#### DATA ROWS ####

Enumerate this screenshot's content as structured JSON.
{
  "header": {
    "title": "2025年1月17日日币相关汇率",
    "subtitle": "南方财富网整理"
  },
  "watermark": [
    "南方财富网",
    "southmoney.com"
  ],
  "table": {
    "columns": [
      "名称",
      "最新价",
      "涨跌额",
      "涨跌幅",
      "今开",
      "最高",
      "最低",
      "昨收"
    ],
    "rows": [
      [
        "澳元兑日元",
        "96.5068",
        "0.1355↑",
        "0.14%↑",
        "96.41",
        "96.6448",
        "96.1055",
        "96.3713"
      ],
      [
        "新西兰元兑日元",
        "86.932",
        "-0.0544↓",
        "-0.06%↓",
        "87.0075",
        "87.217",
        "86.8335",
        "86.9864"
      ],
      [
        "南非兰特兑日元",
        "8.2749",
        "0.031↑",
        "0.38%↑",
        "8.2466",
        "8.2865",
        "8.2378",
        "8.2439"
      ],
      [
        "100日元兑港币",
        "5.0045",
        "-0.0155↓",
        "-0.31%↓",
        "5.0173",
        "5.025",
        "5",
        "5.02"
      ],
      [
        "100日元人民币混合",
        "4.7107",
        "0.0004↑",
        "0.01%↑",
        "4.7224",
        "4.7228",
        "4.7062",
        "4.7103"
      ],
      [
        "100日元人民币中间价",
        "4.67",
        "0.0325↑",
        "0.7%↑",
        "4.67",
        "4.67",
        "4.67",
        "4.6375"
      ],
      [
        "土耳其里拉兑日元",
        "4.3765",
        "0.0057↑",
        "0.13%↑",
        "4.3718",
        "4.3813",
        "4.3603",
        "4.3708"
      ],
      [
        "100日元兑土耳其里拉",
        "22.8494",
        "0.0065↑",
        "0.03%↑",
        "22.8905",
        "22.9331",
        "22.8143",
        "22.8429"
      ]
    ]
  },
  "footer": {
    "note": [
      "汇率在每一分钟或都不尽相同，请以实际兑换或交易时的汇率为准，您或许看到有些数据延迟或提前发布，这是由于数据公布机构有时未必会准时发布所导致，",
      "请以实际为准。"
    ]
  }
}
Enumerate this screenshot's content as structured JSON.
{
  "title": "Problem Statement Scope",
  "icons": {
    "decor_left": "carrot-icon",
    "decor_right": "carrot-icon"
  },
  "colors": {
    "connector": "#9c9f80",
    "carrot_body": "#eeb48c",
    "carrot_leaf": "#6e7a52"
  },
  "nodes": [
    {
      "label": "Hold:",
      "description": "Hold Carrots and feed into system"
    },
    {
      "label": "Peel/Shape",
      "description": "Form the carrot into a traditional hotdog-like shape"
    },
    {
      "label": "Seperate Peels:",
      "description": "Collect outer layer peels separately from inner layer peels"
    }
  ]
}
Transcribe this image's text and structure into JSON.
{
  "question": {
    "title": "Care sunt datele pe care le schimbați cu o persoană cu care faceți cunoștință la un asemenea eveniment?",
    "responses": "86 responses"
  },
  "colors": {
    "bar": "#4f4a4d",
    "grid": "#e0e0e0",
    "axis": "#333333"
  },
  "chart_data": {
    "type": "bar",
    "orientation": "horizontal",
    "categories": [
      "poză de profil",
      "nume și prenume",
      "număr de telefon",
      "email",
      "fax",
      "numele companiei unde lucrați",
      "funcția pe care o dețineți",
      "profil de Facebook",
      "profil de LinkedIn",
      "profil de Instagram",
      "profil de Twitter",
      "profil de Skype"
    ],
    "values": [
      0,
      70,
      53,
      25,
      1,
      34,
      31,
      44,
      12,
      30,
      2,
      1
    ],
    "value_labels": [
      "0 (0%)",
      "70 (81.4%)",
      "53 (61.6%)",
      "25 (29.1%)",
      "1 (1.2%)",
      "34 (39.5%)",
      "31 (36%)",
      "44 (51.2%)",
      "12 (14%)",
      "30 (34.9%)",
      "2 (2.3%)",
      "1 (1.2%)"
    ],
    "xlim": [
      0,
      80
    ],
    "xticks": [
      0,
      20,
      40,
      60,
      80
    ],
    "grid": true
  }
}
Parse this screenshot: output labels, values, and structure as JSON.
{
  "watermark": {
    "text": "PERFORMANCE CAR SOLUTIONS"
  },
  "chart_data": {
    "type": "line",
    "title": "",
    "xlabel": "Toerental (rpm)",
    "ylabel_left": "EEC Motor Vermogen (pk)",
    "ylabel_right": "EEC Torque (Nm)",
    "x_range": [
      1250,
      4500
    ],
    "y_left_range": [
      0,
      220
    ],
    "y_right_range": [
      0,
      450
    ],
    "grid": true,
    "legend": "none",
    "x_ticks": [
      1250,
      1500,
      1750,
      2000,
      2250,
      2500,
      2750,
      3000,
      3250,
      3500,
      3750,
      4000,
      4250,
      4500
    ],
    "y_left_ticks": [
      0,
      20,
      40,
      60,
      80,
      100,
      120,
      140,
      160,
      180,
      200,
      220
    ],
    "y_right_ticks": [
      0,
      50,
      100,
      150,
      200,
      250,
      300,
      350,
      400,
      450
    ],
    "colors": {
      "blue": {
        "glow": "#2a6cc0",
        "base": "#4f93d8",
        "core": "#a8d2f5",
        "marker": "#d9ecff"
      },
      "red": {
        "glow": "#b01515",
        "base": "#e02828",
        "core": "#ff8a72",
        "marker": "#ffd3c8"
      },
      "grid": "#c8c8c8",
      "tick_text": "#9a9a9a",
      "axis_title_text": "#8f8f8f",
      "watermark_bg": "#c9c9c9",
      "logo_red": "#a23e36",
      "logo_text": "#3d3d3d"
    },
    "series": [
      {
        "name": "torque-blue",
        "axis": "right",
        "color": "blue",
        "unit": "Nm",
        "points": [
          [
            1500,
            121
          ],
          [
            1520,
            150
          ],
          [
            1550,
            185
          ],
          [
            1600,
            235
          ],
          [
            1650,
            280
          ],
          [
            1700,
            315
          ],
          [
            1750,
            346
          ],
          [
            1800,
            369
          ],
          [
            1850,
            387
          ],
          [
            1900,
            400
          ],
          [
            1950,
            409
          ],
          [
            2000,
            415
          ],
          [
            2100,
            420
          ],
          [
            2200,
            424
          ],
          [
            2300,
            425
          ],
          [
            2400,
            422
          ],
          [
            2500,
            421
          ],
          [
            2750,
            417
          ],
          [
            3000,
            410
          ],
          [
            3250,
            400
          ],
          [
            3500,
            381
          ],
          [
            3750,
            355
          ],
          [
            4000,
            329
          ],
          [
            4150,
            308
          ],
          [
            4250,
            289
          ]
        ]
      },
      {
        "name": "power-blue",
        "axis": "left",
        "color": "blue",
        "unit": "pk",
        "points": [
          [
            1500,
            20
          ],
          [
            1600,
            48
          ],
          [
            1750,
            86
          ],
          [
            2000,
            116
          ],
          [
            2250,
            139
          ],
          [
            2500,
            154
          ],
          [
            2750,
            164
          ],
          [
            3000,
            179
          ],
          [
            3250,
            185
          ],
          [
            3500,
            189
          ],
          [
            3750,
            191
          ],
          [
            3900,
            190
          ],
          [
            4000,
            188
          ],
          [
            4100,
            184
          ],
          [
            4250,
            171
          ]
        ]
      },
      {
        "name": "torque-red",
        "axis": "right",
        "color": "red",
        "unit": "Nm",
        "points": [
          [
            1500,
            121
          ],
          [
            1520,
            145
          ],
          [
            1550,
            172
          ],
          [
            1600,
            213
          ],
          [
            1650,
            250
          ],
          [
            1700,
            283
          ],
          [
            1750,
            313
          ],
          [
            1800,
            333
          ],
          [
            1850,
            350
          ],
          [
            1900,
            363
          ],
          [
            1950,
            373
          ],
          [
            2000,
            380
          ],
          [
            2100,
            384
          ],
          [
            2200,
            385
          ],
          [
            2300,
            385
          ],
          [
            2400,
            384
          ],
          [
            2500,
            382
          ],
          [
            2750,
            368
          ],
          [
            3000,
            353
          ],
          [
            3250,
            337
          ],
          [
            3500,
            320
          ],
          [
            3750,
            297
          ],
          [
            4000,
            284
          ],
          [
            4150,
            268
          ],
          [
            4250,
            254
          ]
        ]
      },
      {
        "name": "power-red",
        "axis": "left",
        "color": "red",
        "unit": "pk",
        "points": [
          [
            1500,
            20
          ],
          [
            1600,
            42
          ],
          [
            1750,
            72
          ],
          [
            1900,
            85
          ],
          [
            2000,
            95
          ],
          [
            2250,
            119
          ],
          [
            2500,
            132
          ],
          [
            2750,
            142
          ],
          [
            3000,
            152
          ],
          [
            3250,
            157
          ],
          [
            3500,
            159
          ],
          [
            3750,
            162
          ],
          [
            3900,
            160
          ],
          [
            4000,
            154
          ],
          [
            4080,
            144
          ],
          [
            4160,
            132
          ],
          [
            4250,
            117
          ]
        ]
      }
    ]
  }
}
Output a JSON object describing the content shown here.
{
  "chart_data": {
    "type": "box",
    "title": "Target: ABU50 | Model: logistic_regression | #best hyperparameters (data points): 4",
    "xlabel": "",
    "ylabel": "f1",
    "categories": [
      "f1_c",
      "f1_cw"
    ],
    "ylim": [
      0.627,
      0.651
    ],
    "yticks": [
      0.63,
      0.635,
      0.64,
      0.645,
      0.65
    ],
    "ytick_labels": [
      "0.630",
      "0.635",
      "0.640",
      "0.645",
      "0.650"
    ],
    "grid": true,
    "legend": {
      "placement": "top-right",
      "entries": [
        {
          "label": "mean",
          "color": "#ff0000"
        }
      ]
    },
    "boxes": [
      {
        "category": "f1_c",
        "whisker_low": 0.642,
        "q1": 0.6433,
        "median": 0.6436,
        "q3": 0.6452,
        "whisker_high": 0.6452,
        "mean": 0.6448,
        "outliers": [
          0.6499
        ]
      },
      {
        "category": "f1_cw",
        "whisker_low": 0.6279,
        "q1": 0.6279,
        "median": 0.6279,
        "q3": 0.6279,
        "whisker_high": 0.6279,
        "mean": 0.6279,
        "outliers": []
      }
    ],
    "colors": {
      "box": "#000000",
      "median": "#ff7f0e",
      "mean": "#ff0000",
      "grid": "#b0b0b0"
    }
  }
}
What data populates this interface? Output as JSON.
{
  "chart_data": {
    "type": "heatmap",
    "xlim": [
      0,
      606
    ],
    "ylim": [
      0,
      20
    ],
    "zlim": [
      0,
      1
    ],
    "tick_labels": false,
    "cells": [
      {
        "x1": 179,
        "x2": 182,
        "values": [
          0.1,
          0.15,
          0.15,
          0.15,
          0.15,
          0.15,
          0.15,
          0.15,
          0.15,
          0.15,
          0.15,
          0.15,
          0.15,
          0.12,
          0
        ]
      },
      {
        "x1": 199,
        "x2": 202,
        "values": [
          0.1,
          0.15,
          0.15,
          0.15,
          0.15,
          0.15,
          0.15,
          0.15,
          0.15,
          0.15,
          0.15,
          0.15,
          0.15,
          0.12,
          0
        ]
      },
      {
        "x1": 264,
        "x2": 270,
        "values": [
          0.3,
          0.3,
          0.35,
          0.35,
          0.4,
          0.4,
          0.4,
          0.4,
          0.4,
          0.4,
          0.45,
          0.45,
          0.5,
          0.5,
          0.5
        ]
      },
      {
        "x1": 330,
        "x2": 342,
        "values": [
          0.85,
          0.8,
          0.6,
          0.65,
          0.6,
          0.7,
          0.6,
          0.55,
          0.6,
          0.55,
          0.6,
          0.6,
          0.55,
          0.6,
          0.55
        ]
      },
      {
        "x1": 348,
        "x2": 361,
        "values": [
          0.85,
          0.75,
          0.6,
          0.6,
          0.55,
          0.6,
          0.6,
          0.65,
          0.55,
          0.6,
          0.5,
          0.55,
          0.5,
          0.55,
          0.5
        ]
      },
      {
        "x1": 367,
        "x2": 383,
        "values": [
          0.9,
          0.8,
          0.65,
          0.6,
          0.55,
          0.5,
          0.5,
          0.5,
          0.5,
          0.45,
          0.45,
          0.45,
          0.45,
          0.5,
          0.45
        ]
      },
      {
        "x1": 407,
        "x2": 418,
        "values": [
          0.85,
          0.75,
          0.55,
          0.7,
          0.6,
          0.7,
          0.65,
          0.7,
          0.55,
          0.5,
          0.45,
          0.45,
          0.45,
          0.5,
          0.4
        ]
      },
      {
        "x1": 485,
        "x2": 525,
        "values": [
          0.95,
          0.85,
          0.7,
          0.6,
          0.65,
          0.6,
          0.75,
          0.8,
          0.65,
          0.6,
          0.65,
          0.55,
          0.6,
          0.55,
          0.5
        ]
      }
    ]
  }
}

####

PROMPT: Each line with the string "blue" in it needs to be found and copied.

FULL ANSWER:
      "blue": {
        "name": "torque-blue",
        "color": "blue",
        "name": "power-blue",
        "color": "blue",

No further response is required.